+++ Material provided +++

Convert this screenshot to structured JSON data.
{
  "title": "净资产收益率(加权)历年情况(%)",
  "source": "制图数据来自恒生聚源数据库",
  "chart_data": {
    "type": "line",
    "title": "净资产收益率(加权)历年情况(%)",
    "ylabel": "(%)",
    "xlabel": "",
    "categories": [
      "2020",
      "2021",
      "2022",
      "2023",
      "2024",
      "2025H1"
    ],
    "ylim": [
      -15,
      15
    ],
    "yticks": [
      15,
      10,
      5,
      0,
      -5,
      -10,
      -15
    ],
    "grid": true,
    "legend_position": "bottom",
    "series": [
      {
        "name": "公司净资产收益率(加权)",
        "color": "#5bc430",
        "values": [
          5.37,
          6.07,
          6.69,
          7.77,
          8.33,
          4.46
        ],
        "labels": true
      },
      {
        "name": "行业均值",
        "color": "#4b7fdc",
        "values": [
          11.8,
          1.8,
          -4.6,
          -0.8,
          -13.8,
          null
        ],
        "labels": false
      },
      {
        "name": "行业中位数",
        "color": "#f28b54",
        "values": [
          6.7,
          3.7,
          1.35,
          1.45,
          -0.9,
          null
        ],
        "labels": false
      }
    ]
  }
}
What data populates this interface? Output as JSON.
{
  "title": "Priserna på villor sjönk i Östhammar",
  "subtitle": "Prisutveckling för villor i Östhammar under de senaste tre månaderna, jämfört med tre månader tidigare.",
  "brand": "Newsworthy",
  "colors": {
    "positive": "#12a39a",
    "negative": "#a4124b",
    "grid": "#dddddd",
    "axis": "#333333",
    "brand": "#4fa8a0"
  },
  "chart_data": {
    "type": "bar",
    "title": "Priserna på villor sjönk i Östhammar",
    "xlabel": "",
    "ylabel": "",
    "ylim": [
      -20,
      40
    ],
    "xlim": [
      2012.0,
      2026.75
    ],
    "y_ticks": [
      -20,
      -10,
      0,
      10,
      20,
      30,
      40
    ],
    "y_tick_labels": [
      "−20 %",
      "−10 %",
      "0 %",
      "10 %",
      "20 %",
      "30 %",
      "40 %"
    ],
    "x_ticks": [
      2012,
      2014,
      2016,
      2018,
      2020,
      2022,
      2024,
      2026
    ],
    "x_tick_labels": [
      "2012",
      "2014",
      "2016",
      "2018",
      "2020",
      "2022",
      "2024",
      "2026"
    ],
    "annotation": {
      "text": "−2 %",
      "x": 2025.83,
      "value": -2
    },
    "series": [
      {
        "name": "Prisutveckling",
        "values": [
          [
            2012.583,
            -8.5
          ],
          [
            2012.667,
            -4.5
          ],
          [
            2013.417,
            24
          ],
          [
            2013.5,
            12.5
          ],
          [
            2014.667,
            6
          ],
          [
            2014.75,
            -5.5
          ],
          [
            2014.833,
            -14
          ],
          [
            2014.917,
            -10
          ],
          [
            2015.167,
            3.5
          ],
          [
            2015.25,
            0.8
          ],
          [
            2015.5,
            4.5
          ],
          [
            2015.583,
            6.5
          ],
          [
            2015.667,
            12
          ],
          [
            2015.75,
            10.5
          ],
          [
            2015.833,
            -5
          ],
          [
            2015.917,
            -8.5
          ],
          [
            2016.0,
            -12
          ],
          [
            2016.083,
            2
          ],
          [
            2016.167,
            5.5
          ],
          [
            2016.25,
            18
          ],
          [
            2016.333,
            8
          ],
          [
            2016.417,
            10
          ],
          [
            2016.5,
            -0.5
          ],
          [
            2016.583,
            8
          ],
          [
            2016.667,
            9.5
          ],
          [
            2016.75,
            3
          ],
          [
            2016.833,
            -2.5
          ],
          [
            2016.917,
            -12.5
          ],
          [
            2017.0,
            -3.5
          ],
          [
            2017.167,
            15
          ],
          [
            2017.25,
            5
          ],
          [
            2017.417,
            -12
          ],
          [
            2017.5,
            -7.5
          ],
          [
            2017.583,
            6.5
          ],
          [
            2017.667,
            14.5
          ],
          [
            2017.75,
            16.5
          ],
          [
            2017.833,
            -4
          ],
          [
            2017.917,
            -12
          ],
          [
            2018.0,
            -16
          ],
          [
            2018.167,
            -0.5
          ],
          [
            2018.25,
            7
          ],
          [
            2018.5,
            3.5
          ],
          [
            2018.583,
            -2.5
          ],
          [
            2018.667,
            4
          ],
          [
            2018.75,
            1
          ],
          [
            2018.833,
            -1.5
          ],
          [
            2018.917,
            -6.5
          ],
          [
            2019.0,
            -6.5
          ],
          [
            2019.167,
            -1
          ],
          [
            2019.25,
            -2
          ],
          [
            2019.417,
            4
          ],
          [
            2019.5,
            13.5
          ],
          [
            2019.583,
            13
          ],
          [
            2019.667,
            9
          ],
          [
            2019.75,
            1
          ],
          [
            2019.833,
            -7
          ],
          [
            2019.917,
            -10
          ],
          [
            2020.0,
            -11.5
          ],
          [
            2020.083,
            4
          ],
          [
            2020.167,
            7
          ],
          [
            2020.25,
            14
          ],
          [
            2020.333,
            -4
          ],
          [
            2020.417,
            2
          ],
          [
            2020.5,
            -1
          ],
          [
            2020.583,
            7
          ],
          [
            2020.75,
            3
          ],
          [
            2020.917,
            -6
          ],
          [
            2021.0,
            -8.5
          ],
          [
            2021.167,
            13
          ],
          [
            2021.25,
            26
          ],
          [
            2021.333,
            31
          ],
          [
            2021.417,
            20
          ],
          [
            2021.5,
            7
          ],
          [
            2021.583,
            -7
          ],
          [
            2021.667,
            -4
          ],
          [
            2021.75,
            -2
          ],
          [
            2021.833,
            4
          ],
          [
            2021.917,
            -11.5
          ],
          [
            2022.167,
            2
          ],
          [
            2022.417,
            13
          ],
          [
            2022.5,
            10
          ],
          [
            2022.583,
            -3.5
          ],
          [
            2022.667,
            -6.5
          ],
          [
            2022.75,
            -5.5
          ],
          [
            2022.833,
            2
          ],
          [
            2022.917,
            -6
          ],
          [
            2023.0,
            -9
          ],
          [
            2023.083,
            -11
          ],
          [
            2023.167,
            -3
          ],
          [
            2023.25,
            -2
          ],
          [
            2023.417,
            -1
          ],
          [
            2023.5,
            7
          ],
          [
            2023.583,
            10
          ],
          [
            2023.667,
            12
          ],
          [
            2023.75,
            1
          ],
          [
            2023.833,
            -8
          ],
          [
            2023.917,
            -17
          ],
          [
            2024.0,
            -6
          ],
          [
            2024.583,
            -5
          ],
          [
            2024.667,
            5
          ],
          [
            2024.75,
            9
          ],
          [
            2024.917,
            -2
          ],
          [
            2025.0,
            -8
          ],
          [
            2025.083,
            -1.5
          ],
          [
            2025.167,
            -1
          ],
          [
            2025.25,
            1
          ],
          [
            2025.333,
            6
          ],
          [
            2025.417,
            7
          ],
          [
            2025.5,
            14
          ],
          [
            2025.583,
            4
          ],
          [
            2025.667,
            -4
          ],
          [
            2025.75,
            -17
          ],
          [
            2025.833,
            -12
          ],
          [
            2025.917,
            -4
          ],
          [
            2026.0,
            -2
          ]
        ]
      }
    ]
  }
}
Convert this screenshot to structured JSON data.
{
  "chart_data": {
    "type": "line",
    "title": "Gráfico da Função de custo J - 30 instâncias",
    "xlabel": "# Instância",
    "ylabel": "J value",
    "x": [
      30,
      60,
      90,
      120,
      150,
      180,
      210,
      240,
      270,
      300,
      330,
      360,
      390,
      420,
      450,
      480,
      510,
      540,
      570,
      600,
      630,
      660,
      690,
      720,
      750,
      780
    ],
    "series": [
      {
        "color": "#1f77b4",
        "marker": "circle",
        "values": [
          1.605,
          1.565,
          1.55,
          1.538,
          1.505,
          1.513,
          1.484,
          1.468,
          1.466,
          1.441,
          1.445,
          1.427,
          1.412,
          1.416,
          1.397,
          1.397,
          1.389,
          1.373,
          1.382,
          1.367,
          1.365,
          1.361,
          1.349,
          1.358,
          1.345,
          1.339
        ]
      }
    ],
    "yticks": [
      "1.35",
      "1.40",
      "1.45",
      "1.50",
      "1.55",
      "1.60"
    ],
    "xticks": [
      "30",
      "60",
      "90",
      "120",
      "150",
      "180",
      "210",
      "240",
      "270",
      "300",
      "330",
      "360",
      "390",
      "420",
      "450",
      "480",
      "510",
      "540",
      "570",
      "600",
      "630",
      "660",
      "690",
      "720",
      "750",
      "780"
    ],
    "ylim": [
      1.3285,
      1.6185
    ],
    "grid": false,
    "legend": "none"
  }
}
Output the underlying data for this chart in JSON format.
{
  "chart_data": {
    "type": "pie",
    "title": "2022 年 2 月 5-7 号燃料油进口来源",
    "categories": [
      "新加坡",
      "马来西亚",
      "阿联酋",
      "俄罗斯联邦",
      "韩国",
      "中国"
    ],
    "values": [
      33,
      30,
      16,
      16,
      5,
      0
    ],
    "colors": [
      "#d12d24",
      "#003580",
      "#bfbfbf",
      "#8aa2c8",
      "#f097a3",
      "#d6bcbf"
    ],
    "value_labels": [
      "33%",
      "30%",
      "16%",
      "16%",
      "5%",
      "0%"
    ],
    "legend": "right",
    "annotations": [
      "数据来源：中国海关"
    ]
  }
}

+++

> _Set problem_
Give solely the number of lines in the data that contain the string "Prisutveckling".

> _Response to this task_
2